[Begin DATA FOR THIS EXERCISE]

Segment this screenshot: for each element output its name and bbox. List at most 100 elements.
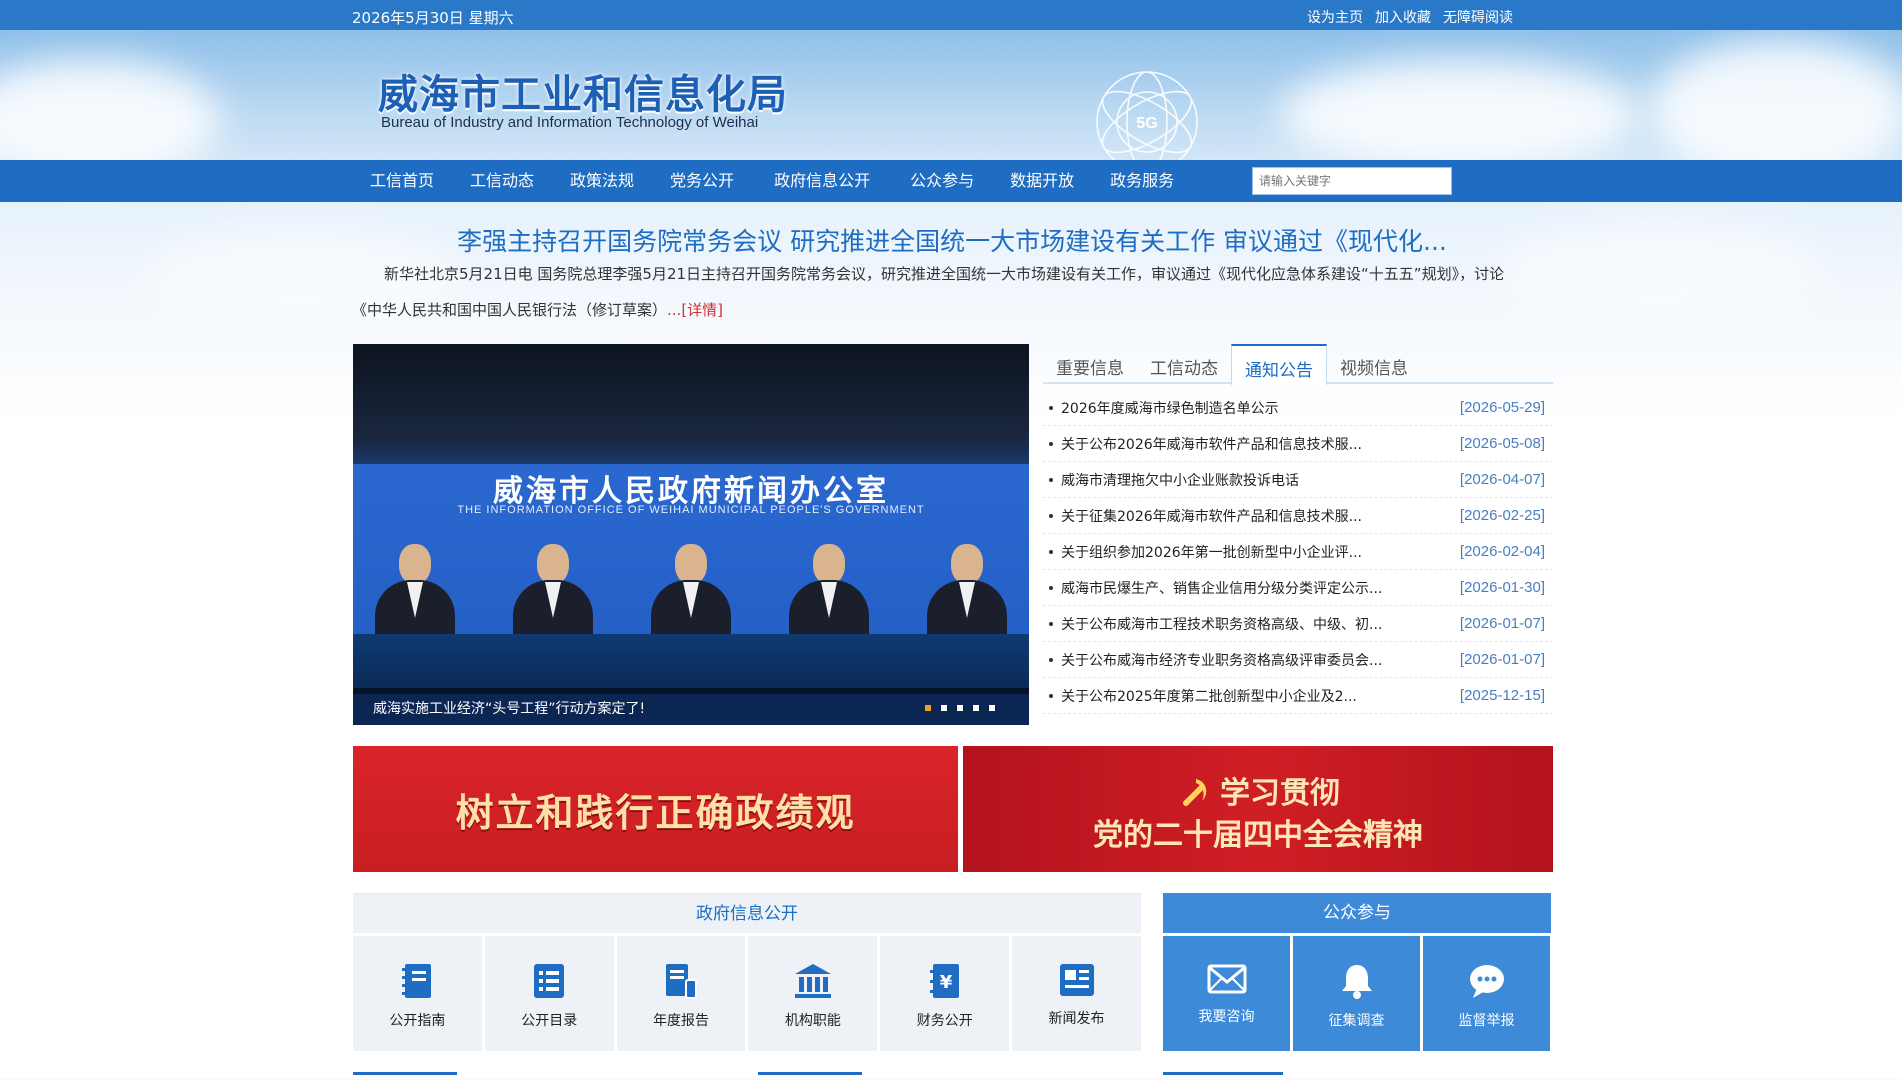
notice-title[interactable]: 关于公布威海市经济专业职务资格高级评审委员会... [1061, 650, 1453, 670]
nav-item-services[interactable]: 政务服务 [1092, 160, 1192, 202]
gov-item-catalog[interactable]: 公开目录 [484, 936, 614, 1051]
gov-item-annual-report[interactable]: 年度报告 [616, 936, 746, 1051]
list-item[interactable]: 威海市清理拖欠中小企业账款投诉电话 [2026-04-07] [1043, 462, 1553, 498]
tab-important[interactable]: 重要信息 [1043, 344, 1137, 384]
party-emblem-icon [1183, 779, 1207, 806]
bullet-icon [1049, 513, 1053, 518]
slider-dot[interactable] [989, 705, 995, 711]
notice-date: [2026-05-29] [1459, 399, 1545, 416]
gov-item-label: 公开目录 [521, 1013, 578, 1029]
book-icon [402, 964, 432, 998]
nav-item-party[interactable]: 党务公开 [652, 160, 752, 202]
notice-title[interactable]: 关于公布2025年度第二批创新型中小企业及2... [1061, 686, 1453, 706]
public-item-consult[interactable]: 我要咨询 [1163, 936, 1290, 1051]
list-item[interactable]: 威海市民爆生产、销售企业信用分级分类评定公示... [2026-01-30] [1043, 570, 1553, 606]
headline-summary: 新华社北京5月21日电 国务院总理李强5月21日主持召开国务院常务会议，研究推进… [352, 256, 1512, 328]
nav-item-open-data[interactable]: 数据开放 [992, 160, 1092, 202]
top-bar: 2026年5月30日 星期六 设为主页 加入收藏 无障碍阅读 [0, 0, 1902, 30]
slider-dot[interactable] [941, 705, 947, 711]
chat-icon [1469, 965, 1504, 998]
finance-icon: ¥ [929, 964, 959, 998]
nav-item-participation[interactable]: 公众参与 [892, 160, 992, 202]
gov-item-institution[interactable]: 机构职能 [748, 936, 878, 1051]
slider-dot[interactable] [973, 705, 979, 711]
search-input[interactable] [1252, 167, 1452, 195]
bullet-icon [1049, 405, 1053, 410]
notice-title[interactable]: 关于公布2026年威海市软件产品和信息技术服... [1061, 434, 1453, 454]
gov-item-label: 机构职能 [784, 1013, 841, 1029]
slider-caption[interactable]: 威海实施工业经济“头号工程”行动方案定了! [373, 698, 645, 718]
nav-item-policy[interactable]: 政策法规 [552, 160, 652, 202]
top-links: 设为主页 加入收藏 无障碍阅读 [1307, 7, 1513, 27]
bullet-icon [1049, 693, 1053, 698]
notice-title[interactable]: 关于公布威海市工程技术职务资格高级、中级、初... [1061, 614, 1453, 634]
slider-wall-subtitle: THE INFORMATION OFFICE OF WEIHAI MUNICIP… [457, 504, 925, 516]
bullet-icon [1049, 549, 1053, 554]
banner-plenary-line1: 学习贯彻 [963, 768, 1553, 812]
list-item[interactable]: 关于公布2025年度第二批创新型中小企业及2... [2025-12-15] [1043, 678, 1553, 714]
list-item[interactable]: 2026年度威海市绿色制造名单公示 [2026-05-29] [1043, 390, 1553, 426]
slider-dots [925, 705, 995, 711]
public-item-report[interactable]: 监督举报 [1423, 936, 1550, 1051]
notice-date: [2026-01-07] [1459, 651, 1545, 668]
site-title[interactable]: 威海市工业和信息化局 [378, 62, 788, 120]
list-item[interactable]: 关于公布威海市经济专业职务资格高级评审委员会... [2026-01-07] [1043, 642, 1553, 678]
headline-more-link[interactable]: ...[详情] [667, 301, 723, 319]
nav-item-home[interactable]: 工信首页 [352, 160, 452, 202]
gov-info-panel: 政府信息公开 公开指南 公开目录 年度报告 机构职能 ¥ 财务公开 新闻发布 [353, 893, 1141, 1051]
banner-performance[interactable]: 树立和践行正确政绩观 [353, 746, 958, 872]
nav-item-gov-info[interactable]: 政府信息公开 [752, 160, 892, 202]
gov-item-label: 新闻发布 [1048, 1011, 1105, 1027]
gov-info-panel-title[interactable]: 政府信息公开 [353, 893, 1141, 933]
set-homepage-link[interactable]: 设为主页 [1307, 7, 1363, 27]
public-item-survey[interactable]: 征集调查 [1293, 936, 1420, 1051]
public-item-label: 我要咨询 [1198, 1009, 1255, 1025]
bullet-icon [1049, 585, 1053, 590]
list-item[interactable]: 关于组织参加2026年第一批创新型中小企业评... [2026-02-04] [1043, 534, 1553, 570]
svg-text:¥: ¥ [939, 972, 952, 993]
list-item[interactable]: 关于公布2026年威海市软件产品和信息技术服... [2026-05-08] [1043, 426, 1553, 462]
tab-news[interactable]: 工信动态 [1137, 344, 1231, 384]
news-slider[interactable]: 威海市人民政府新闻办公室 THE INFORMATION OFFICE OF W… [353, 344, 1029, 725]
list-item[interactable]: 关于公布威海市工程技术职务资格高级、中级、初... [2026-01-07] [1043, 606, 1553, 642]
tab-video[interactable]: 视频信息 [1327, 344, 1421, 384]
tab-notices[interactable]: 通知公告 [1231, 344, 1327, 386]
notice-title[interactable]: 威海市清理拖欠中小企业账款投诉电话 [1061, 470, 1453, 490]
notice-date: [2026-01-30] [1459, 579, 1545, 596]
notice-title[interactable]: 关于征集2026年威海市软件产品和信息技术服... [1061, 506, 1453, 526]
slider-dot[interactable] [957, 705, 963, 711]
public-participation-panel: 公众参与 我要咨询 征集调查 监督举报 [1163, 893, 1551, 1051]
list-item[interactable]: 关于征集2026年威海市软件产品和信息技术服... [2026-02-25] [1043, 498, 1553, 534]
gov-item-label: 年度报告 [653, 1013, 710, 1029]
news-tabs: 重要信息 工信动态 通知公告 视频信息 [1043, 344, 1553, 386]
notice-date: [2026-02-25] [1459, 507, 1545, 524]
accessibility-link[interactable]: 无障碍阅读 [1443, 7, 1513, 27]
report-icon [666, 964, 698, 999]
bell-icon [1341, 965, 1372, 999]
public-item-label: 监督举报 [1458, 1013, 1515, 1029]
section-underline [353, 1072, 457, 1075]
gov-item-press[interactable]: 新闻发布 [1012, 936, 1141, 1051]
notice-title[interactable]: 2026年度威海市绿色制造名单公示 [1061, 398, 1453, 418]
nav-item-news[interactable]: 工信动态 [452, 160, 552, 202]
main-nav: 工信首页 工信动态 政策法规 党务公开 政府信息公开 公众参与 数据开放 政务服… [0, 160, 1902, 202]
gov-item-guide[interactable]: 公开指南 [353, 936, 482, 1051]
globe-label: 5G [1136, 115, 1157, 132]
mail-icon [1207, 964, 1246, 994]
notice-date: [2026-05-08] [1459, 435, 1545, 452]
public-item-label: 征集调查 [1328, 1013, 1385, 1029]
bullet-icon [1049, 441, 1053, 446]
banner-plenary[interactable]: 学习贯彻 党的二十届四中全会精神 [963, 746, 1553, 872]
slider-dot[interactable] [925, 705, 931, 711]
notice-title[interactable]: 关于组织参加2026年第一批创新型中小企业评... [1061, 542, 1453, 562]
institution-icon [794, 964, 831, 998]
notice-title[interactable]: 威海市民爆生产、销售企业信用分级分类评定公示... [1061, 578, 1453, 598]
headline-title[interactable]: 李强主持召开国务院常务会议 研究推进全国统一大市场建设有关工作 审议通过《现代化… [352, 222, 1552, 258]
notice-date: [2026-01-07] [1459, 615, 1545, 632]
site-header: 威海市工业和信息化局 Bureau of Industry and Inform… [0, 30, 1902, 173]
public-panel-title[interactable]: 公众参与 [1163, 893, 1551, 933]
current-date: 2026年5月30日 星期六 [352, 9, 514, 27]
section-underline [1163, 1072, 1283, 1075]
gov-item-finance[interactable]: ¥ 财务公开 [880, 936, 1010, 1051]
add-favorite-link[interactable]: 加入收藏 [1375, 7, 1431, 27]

[End DATA FOR THIS EXERCISE]

● **WHAT THE TASK ASKS**:
Copy out the lines of the listing from the one containing "650, 1453, 670]" through the one containing "nav-item-open-data[interactable]: 数据开放 [992, 160, 1092, 202]", inclusive, with no changes.

● **FINAL ANSWER**:
notice-title[interactable]: 关于公布威海市经济专业职务资格高级评审委员会... [1061, 650, 1453, 670]
nav-item-services[interactable]: 政务服务 [1092, 160, 1192, 202]
gov-item-catalog[interactable]: 公开目录 [484, 936, 614, 1051]
gov-item-annual-report[interactable]: 年度报告 [616, 936, 746, 1051]
list-item[interactable]: 威海市清理拖欠中小企业账款投诉电话 [2026-04-07] [1043, 462, 1553, 498]
tab-important[interactable]: 重要信息 [1043, 344, 1137, 384]
party-emblem-icon [1183, 779, 1207, 806]
bullet-icon [1049, 513, 1053, 518]
slider-dot[interactable] [989, 705, 995, 711]
notice-date: [2026-05-29] [1459, 399, 1545, 416]
gov-item-label: 公开目录 [521, 1013, 578, 1029]
book-icon [402, 964, 432, 998]
nav-item-party[interactable]: 党务公开 [652, 160, 752, 202]
notice-title[interactable]: 关于公布2025年度第二批创新型中小企业及2... [1061, 686, 1453, 706]
public-item-consult[interactable]: 我要咨询 [1163, 936, 1290, 1051]
list-item[interactable]: 威海市民爆生产、销售企业信用分级分类评定公示... [2026-01-30] [1043, 570, 1553, 606]
headline-summary: 新华社北京5月21日电 国务院总理李强5月21日主持召开国务院常务会议，研究推进… [352, 256, 1512, 328]
nav-item-open-data[interactable]: 数据开放 [992, 160, 1092, 202]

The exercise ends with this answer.